=== Excerpted data ===
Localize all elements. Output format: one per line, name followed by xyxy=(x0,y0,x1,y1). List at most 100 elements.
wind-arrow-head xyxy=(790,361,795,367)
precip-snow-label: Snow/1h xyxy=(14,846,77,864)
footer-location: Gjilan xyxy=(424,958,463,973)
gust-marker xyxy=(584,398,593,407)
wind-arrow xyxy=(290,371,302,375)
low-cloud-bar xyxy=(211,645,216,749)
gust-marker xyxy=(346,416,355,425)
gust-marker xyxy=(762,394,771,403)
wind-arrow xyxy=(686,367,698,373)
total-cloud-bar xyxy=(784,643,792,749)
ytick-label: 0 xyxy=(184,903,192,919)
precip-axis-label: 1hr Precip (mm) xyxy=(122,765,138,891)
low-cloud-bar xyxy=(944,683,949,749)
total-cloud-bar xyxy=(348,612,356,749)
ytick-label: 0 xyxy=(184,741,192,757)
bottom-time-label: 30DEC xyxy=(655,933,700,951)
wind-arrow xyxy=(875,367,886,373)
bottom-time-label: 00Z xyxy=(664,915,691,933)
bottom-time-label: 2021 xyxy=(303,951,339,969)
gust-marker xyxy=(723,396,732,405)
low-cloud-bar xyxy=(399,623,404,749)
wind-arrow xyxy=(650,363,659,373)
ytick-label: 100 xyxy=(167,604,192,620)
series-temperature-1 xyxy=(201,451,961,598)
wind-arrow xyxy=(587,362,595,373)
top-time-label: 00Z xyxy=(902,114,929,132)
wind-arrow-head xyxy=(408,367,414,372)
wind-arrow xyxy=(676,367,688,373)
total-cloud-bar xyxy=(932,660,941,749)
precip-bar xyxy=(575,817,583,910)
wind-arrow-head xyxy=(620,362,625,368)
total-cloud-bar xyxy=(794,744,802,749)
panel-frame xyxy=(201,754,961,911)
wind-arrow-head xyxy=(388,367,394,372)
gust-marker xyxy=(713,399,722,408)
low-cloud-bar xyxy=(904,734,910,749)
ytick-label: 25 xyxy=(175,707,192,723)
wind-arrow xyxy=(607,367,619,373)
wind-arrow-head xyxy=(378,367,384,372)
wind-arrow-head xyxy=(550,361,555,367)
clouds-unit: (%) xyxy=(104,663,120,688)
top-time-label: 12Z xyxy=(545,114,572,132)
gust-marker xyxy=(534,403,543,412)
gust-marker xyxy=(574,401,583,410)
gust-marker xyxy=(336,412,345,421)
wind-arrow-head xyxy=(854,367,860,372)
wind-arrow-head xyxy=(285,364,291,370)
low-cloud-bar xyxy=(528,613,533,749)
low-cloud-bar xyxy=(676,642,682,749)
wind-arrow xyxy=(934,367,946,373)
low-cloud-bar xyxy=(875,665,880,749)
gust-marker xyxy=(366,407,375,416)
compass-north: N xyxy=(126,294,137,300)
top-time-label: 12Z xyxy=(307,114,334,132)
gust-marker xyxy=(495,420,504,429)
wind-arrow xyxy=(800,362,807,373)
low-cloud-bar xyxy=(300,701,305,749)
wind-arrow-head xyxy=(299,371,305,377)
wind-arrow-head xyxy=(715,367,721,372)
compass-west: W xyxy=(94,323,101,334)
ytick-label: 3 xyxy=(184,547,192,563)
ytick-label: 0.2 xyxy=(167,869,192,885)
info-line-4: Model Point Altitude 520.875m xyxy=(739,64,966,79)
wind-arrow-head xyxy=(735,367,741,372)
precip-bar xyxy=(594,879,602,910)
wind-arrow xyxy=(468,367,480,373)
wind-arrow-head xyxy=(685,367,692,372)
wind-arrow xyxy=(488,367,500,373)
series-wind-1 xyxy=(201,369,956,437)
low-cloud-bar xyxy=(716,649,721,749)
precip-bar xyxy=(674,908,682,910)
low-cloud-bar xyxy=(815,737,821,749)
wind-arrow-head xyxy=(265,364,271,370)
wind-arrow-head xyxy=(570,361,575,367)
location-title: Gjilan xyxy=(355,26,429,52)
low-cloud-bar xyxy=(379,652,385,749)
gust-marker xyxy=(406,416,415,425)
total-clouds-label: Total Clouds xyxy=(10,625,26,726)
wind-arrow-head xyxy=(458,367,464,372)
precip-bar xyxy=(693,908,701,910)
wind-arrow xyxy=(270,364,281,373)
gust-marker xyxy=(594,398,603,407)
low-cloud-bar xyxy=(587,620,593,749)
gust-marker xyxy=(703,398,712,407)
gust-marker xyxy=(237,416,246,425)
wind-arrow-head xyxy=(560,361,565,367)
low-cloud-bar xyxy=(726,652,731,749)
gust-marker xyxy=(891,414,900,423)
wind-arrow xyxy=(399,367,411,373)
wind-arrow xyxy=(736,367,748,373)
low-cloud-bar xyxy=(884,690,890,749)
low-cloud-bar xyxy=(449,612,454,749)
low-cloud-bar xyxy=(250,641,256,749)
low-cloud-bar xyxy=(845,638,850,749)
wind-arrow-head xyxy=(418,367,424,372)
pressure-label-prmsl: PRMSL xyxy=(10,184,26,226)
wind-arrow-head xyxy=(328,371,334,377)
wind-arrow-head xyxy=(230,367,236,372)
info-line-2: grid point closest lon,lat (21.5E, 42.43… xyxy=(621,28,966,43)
===
=== Excerpted data ===
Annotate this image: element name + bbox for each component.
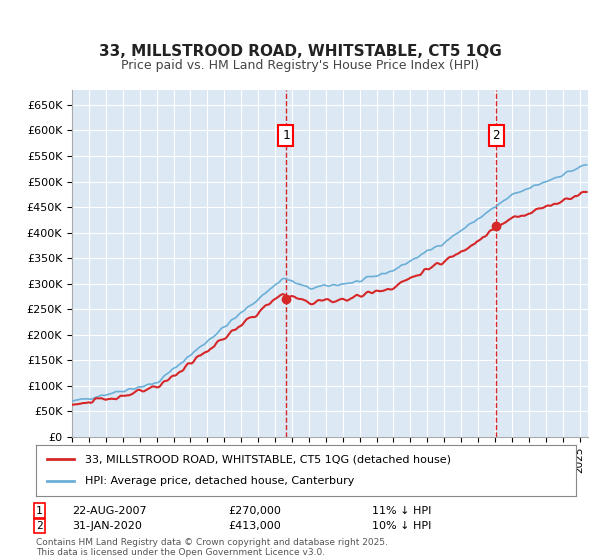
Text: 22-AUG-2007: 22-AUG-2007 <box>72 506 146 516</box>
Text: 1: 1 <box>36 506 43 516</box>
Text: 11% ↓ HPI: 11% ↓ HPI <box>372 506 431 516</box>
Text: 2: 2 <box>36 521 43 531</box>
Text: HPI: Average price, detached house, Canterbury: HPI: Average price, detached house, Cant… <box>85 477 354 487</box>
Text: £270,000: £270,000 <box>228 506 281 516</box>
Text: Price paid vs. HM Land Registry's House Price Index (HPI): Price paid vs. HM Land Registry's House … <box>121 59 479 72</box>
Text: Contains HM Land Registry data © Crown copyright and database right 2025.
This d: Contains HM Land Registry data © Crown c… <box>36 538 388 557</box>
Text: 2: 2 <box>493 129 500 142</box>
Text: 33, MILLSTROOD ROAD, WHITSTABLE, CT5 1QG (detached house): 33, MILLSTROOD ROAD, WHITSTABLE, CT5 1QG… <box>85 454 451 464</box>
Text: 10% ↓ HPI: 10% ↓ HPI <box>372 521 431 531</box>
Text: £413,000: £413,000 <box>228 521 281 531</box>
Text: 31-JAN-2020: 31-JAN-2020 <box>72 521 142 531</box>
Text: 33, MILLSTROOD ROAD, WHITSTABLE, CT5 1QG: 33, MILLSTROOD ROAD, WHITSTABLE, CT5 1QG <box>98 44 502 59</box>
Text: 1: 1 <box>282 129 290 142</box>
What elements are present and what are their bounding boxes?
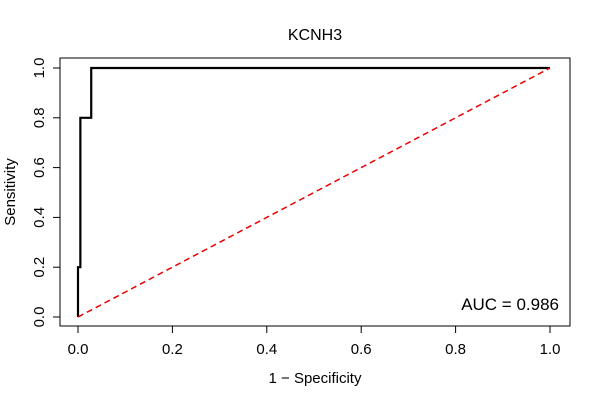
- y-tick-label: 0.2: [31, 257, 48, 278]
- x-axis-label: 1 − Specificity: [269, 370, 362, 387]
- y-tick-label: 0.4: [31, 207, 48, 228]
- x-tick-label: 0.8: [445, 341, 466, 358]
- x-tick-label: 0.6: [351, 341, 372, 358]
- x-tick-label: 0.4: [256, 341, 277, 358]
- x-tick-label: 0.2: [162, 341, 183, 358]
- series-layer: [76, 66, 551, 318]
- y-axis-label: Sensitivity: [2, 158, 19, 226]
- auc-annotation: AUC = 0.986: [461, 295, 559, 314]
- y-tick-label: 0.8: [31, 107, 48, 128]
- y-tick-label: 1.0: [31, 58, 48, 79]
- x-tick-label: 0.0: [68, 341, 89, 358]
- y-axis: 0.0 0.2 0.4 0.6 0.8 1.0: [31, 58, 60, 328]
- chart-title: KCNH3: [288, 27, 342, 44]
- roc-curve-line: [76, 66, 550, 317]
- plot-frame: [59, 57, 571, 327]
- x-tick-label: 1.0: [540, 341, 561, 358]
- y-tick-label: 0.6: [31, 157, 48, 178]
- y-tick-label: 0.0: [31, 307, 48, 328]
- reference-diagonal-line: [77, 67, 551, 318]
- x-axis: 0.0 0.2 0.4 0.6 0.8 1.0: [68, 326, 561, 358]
===
=== Excerpted data ===
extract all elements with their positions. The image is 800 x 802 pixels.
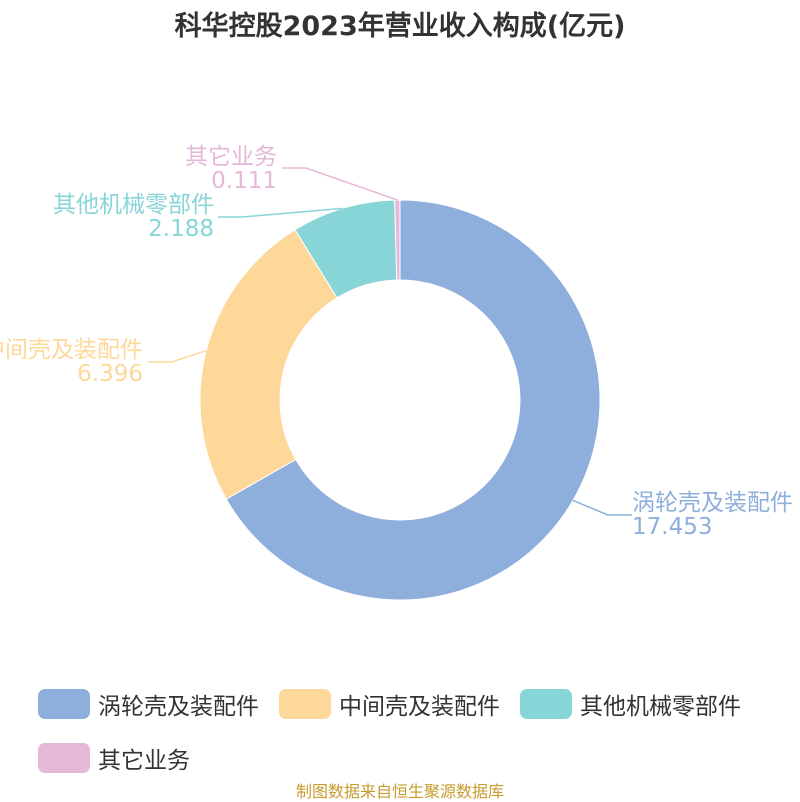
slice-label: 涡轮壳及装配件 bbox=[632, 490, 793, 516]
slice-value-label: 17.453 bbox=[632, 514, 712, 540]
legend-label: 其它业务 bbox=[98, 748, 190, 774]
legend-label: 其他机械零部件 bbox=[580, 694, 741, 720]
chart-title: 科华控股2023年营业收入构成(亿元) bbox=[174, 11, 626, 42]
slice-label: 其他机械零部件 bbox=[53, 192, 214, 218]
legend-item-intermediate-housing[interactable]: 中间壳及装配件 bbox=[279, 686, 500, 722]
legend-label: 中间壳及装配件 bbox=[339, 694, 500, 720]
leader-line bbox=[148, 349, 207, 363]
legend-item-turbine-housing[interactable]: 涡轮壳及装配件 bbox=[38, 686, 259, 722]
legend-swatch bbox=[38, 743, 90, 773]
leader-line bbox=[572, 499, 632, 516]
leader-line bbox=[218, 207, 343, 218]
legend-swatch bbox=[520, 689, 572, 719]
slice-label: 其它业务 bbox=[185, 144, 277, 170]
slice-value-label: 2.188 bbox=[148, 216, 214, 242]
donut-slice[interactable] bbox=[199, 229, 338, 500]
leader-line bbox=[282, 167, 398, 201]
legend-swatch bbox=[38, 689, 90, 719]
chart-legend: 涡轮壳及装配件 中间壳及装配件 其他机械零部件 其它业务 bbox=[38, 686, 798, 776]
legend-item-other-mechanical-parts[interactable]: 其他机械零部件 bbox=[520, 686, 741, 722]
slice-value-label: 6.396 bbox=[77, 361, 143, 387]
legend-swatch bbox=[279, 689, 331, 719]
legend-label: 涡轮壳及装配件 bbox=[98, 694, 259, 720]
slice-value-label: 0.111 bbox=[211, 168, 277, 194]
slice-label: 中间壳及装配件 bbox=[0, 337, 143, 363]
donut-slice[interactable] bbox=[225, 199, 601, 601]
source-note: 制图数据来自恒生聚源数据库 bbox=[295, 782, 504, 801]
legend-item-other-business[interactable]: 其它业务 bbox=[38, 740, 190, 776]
===
Short problem:
Copy out every line from the one containing "Text: 22-AUG-2007: 22-AUG-2007" down to the one containing "Text: 10% ↓", including both of those lines, with nothing changed.

Problem solution:
Text: 22-AUG-2007: 22-AUG-2007 <box>72 506 146 516</box>
Text: 1: 1 <box>36 506 43 516</box>
Text: 11% ↓ HPI: 11% ↓ HPI <box>372 506 431 516</box>
Text: 2: 2 <box>36 521 43 531</box>
Text: HPI: Average price, detached house, Canterbury: HPI: Average price, detached house, Cant… <box>85 477 354 487</box>
Text: £270,000: £270,000 <box>228 506 281 516</box>
Text: Price paid vs. HM Land Registry's House Price Index (HPI): Price paid vs. HM Land Registry's House … <box>121 59 479 72</box>
Text: Contains HM Land Registry data © Crown copyright and database right 2025.
This d: Contains HM Land Registry data © Crown c… <box>36 538 388 557</box>
Text: 2: 2 <box>493 129 500 142</box>
Text: 33, MILLSTROOD ROAD, WHITSTABLE, CT5 1QG (detached house): 33, MILLSTROOD ROAD, WHITSTABLE, CT5 1QG… <box>85 454 451 464</box>
Text: 10% ↓ HPI: 10% ↓ HPI <box>372 521 431 531</box>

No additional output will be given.